WORK INSTRUCTIONS:
Set every record down verbatim and omit the pictures.

(Rows from a figure dataset)
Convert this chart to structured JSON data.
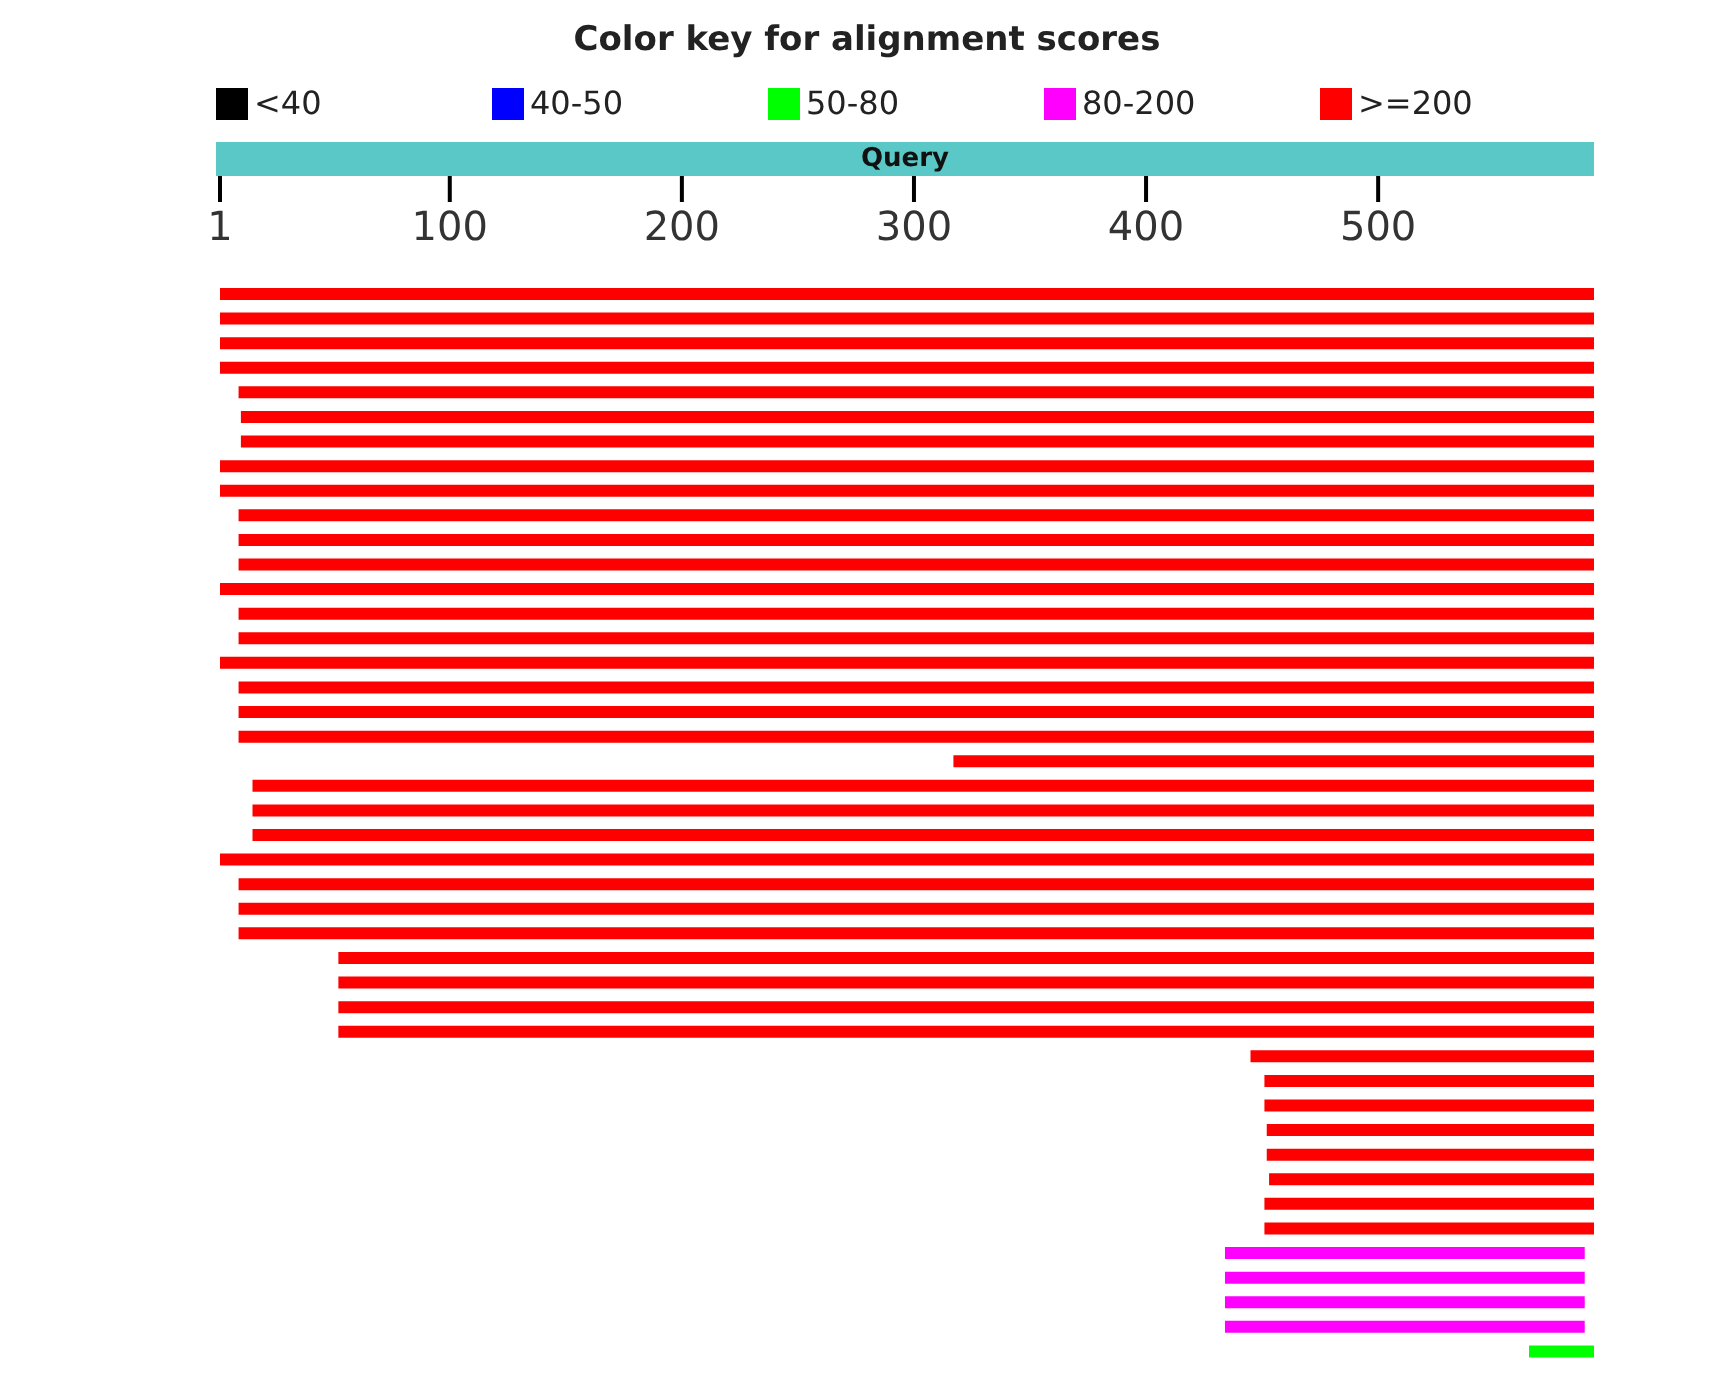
{
  "chart_data": {
    "type": "bar",
    "orientation": "horizontal",
    "title": "Color key for alignment scores",
    "annotations": [
      "<40",
      "40-50",
      "50-80",
      "80-200",
      ">=200",
      "Query"
    ],
    "categories": [
      null,
      null,
      null,
      null,
      null,
      null,
      null,
      null,
      null,
      null,
      null,
      null,
      null,
      null,
      null,
      null,
      null,
      null,
      null,
      null,
      null,
      null,
      null,
      null,
      null,
      null,
      null,
      null,
      null,
      null,
      null,
      null,
      null,
      null,
      null,
      null,
      null,
      null,
      null,
      null,
      null,
      null,
      null,
      null
    ],
    "base": [
      1,
      1,
      1,
      1,
      9,
      10,
      10,
      1,
      1,
      9,
      9,
      9,
      1,
      9,
      9,
      1,
      9,
      9,
      9,
      317,
      15,
      15,
      15,
      1,
      9,
      9,
      9,
      52,
      52,
      52,
      52,
      445,
      451,
      451,
      452,
      452,
      453,
      451,
      451,
      434,
      434,
      434,
      434,
      565
    ],
    "values": [
      592,
      592,
      592,
      592,
      584,
      583,
      583,
      592,
      592,
      584,
      584,
      584,
      592,
      584,
      584,
      592,
      584,
      584,
      584,
      276,
      578,
      578,
      578,
      592,
      584,
      584,
      584,
      541,
      541,
      541,
      541,
      148,
      142,
      142,
      141,
      141,
      140,
      142,
      142,
      155,
      155,
      155,
      155,
      28
    ],
    "colors": [
      "#ff0000",
      "#ff0000",
      "#ff0000",
      "#ff0000",
      "#ff0000",
      "#ff0000",
      "#ff0000",
      "#ff0000",
      "#ff0000",
      "#ff0000",
      "#ff0000",
      "#ff0000",
      "#ff0000",
      "#ff0000",
      "#ff0000",
      "#ff0000",
      "#ff0000",
      "#ff0000",
      "#ff0000",
      "#ff0000",
      "#ff0000",
      "#ff0000",
      "#ff0000",
      "#ff0000",
      "#ff0000",
      "#ff0000",
      "#ff0000",
      "#ff0000",
      "#ff0000",
      "#ff0000",
      "#ff0000",
      "#ff0000",
      "#ff0000",
      "#ff0000",
      "#ff0000",
      "#ff0000",
      "#ff0000",
      "#ff0000",
      "#ff0000",
      "#ff00ff",
      "#ff00ff",
      "#ff00ff",
      "#ff00ff",
      "#00ff00"
    ],
    "xlim": [
      1,
      593
    ],
    "xticks": [
      1,
      100,
      200,
      300,
      400,
      500
    ]
  }
}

TASK RESULT:
Convert this chart to structured JSON data.
{
  "chart_data": {
    "type": "bar",
    "orientation": "horizontal",
    "title": "Color key for alignment scores",
    "annotations": [
      "<40",
      "40-50",
      "50-80",
      "80-200",
      ">=200",
      "Query"
    ],
    "categories": [
      null,
      null,
      null,
      null,
      null,
      null,
      null,
      null,
      null,
      null,
      null,
      null,
      null,
      null,
      null,
      null,
      null,
      null,
      null,
      null,
      null,
      null,
      null,
      null,
      null,
      null,
      null,
      null,
      null,
      null,
      null,
      null,
      null,
      null,
      null,
      null,
      null,
      null,
      null,
      null,
      null,
      null,
      null,
      null
    ],
    "base": [
      1,
      1,
      1,
      1,
      9,
      10,
      10,
      1,
      1,
      9,
      9,
      9,
      1,
      9,
      9,
      1,
      9,
      9,
      9,
      317,
      15,
      15,
      15,
      1,
      9,
      9,
      9,
      52,
      52,
      52,
      52,
      445,
      451,
      451,
      452,
      452,
      453,
      451,
      451,
      434,
      434,
      434,
      434,
      565
    ],
    "values": [
      592,
      592,
      592,
      592,
      584,
      583,
      583,
      592,
      592,
      584,
      584,
      584,
      592,
      584,
      584,
      592,
      584,
      584,
      584,
      276,
      578,
      578,
      578,
      592,
      584,
      584,
      584,
      541,
      541,
      541,
      541,
      148,
      142,
      142,
      141,
      141,
      140,
      142,
      142,
      155,
      155,
      155,
      155,
      28
    ],
    "colors": [
      "#ff0000",
      "#ff0000",
      "#ff0000",
      "#ff0000",
      "#ff0000",
      "#ff0000",
      "#ff0000",
      "#ff0000",
      "#ff0000",
      "#ff0000",
      "#ff0000",
      "#ff0000",
      "#ff0000",
      "#ff0000",
      "#ff0000",
      "#ff0000",
      "#ff0000",
      "#ff0000",
      "#ff0000",
      "#ff0000",
      "#ff0000",
      "#ff0000",
      "#ff0000",
      "#ff0000",
      "#ff0000",
      "#ff0000",
      "#ff0000",
      "#ff0000",
      "#ff0000",
      "#ff0000",
      "#ff0000",
      "#ff0000",
      "#ff0000",
      "#ff0000",
      "#ff0000",
      "#ff0000",
      "#ff0000",
      "#ff0000",
      "#ff0000",
      "#ff00ff",
      "#ff00ff",
      "#ff00ff",
      "#ff00ff",
      "#00ff00"
    ],
    "xlim": [
      1,
      593
    ],
    "xticks": [
      1,
      100,
      200,
      300,
      400,
      500
    ]
  }
}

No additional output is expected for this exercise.